::: DATASET RECORDS
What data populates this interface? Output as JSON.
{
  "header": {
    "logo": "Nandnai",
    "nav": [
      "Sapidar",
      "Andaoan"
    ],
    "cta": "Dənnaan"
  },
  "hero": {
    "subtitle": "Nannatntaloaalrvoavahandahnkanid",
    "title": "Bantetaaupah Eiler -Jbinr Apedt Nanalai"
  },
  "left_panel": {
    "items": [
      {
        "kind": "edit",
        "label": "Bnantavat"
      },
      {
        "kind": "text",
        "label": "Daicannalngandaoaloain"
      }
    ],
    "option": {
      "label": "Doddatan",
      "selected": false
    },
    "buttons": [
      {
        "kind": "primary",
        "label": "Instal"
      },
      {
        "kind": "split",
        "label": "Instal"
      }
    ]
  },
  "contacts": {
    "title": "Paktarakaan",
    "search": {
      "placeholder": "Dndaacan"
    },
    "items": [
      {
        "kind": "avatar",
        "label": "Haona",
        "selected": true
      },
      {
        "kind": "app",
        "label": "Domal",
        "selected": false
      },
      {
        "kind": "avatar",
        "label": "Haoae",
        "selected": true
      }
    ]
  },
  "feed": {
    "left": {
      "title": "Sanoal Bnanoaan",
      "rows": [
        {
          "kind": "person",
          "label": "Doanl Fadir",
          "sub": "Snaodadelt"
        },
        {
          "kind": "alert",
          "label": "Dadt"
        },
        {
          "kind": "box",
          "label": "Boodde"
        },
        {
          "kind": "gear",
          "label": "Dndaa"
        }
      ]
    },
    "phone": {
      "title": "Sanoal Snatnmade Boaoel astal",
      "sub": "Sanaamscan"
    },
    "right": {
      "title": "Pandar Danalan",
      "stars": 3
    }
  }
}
::::::
● **DIRECTIONS FOR THIS TASK**:
Going through the lines above one by one, tally those with the word "Sanoal" and give only the total.

● **RESULT FOR THIS TASK**:
2